● The problem
Could you write out the records below exactly as they appear?

Source records

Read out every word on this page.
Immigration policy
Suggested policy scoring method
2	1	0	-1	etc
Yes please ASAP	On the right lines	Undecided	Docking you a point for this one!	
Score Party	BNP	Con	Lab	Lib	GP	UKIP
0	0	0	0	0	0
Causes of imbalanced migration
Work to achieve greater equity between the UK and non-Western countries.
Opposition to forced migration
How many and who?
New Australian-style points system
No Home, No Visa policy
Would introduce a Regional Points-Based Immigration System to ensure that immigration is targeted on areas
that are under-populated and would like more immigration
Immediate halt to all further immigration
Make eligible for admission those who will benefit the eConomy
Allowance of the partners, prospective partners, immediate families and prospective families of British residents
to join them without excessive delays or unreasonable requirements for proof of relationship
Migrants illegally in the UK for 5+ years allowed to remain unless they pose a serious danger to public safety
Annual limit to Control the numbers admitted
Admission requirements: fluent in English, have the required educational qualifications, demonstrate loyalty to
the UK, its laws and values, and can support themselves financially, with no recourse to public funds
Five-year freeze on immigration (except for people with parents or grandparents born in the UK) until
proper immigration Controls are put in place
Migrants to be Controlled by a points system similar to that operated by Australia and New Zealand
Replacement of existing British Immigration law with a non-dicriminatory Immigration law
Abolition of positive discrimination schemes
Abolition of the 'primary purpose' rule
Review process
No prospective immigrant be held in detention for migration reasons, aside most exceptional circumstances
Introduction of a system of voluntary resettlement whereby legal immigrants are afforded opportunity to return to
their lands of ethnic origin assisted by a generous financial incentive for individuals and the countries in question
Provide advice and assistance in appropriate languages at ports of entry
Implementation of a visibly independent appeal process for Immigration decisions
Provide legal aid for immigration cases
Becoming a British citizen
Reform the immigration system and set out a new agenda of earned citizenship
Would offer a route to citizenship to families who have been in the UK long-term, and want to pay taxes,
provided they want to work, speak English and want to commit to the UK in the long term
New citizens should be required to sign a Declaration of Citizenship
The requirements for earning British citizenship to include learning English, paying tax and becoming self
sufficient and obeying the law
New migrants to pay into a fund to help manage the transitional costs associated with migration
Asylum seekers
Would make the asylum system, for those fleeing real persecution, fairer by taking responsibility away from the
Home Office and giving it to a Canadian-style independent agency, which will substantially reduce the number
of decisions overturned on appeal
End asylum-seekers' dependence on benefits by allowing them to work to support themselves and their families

● Answer to the problem
Read out every word on this page.
Immigration policy
Suggested policy scoring method
2	1	0	-1	etc
Yes please ASAP	On the right lines	Undecided	Docking you a point for this one!	
Score Party	BNP	Con	Lab	Lib	GP	UKIP
0	0	0	0	0	0
Causes of imbalanced migration
Work to achieve greater equity between the UK and non-Western countries.
Opposition to forced migration
How many and who?
New Australian-style points system
No Home, No Visa policy
Would introduce a Regional Points-Based Immigration System to ensure that immigration is targeted on areas
that are under-populated and would like more immigration
Immediate halt to all further immigration
Make eligible for admission those who will benefit the eConomy
Allowance of the partners, prospective partners, immediate families and prospective families of British residents
to join them without excessive delays or unreasonable requirements for proof of relationship
Migrants illegally in the UK for 5+ years allowed to remain unless they pose a serious danger to public safety
Annual limit to Control the numbers admitted
Admission requirements: fluent in English, have the required educational qualifications, demonstrate loyalty to
the UK, its laws and values, and can support themselves financially, with no recourse to public funds
Five-year freeze on immigration (except for people with parents or grandparents born in the UK) until
proper immigration Controls are put in place
Migrants to be Controlled by a points system similar to that operated by Australia and New Zealand
Replacement of existing British Immigration law with a non-dicriminatory Immigration law
Abolition of positive discrimination schemes
Abolition of the 'primary purpose' rule
Review process
No prospective immigrant be held in detention for migration reasons, aside most exceptional circumstances
Introduction of a system of voluntary resettlement whereby legal immigrants are afforded opportunity to return to
their lands of ethnic origin assisted by a generous financial incentive for individuals and the countries in question
Provide advice and assistance in appropriate languages at ports of entry
Implementation of a visibly independent appeal process for Immigration decisions
Provide legal aid for immigration cases
Becoming a British citizen
Reform the immigration system and set out a new agenda of earned citizenship
Would offer a route to citizenship to families who have been in the UK long-term, and want to pay taxes,
provided they want to work, speak English and want to commit to the UK in the long term
New citizens should be required to sign a Declaration of Citizenship
The requirements for earning British citizenship to include learning English, paying tax and becoming self
sufficient and obeying the law
New migrants to pay into a fund to help manage the transitional costs associated with migration
Asylum seekers
Would make the asylum system, for those fleeing real persecution, fairer by taking responsibility away from the
Home Office and giving it to a Canadian-style independent agency, which will substantially reduce the number
of decisions overturned on appeal
End asylum-seekers' dependence on benefits by allowing them to work to support themselves and their families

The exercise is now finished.